| Short task |
Write out the entries below once more, exactly, with the pictures left out.

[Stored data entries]

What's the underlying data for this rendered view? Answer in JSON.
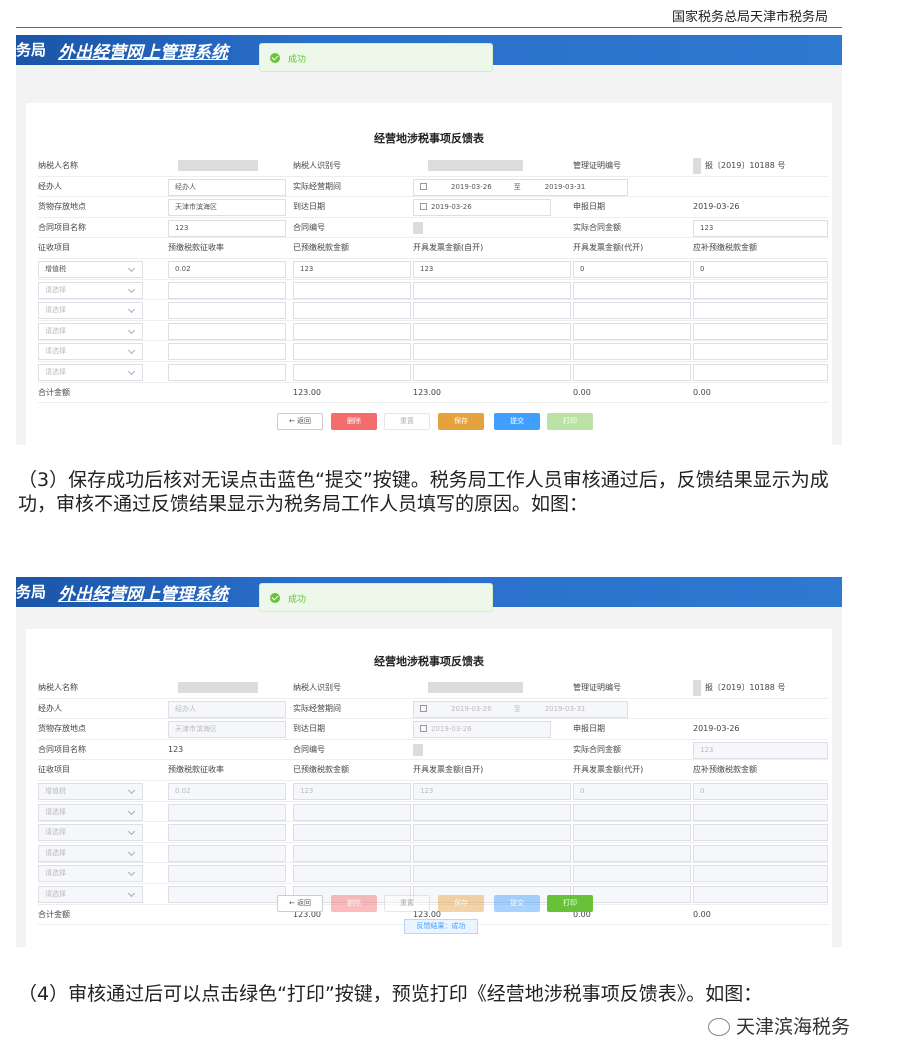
{
  "header": {
    "org": "国家税务总局天津市税务局"
  },
  "banner": {
    "brand": "务局",
    "system": "外出经营网上管理系统"
  },
  "toast": {
    "text": "成功"
  },
  "form": {
    "title": "经营地涉税事项反馈表",
    "labels": {
      "taxpayer_name": "纳税人名称",
      "taxpayer_id": "纳税人识别号",
      "cert_no": "管理证明编号",
      "agent": "经办人",
      "period": "实际经营期间",
      "storage": "货物存放地点",
      "arrive": "到达日期",
      "apply": "申报日期",
      "contract_name": "合同项目名称",
      "contract_no": "合同编号",
      "contract_amount": "实际合同金额",
      "levy": "征收项目",
      "rate": "预缴税款征收率",
      "prepaid": "已预缴税款金额",
      "self_invoice": "开具发票金额(自开)",
      "agent_invoice": "开具发票金额(代开)",
      "supplement": "应补预缴税款金额",
      "total": "合计金额"
    },
    "values": {
      "cert_no": "报〔2019〕10188 号",
      "agent": "经办人",
      "period_from": "2019-03-26",
      "period_sep": "至",
      "period_to": "2019-03-31",
      "storage": "天津市滨海区",
      "arrive": "2019-03-26",
      "apply": "2019-03-26",
      "contract_name": "123",
      "contract_amount": "123"
    },
    "levy_row": {
      "item": "增值税",
      "rate": "0.02",
      "prepaid": "123",
      "self_invoice": "123",
      "agent_invoice": "0",
      "supplement": "0"
    },
    "placeholder": "请选择",
    "totals": {
      "prepaid": "123.00",
      "self_invoice": "123.00",
      "agent_invoice": "0.00",
      "supplement": "0.00"
    }
  },
  "buttons": {
    "back": "← 返回",
    "delete": "删除",
    "reset": "重置",
    "save": "保存",
    "submit": "提交",
    "print": "打印"
  },
  "feedback": "反馈结果：成功",
  "paragraphs": {
    "p3": "（3）保存成功后核对无误点击蓝色“提交”按键。税务局工作人员审核通过后，反馈结果显示为成功，审核不通过反馈结果显示为税务局工作人员填写的原因。如图：",
    "p4": "（4）审核通过后可以点击绿色“打印”按键，预览打印《经营地涉税事项反馈表》。如图："
  },
  "watermark": "天津滨海税务",
  "colors": {
    "banner": "#2a6fc9",
    "success": "#67c23a",
    "danger": "#f56c6c",
    "warning": "#e6a23c",
    "primary": "#409eff"
  }
}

| Exercise output |
What's the underlying data for this rendered view? Answer in JSON.
{
  "header": {
    "org": "国家税务总局天津市税务局"
  },
  "banner": {
    "brand": "务局",
    "system": "外出经营网上管理系统"
  },
  "toast": {
    "text": "成功"
  },
  "form": {
    "title": "经营地涉税事项反馈表",
    "labels": {
      "taxpayer_name": "纳税人名称",
      "taxpayer_id": "纳税人识别号",
      "cert_no": "管理证明编号",
      "agent": "经办人",
      "period": "实际经营期间",
      "storage": "货物存放地点",
      "arrive": "到达日期",
      "apply": "申报日期",
      "contract_name": "合同项目名称",
      "contract_no": "合同编号",
      "contract_amount": "实际合同金额",
      "levy": "征收项目",
      "rate": "预缴税款征收率",
      "prepaid": "已预缴税款金额",
      "self_invoice": "开具发票金额(自开)",
      "agent_invoice": "开具发票金额(代开)",
      "supplement": "应补预缴税款金额",
      "total": "合计金额"
    },
    "values": {
      "cert_no": "报〔2019〕10188 号",
      "agent": "经办人",
      "period_from": "2019-03-26",
      "period_sep": "至",
      "period_to": "2019-03-31",
      "storage": "天津市滨海区",
      "arrive": "2019-03-26",
      "apply": "2019-03-26",
      "contract_name": "123",
      "contract_amount": "123"
    },
    "levy_row": {
      "item": "增值税",
      "rate": "0.02",
      "prepaid": "123",
      "self_invoice": "123",
      "agent_invoice": "0",
      "supplement": "0"
    },
    "placeholder": "请选择",
    "totals": {
      "prepaid": "123.00",
      "self_invoice": "123.00",
      "agent_invoice": "0.00",
      "supplement": "0.00"
    }
  },
  "buttons": {
    "back": "← 返回",
    "delete": "删除",
    "reset": "重置",
    "save": "保存",
    "submit": "提交",
    "print": "打印"
  },
  "feedback": "反馈结果：成功",
  "paragraphs": {
    "p3": "（3）保存成功后核对无误点击蓝色“提交”按键。税务局工作人员审核通过后，反馈结果显示为成功，审核不通过反馈结果显示为税务局工作人员填写的原因。如图：",
    "p4": "（4）审核通过后可以点击绿色“打印”按键，预览打印《经营地涉税事项反馈表》。如图："
  },
  "watermark": "天津滨海税务",
  "colors": {
    "banner": "#2a6fc9",
    "success": "#67c23a",
    "danger": "#f56c6c",
    "warning": "#e6a23c",
    "primary": "#409eff"
  }
}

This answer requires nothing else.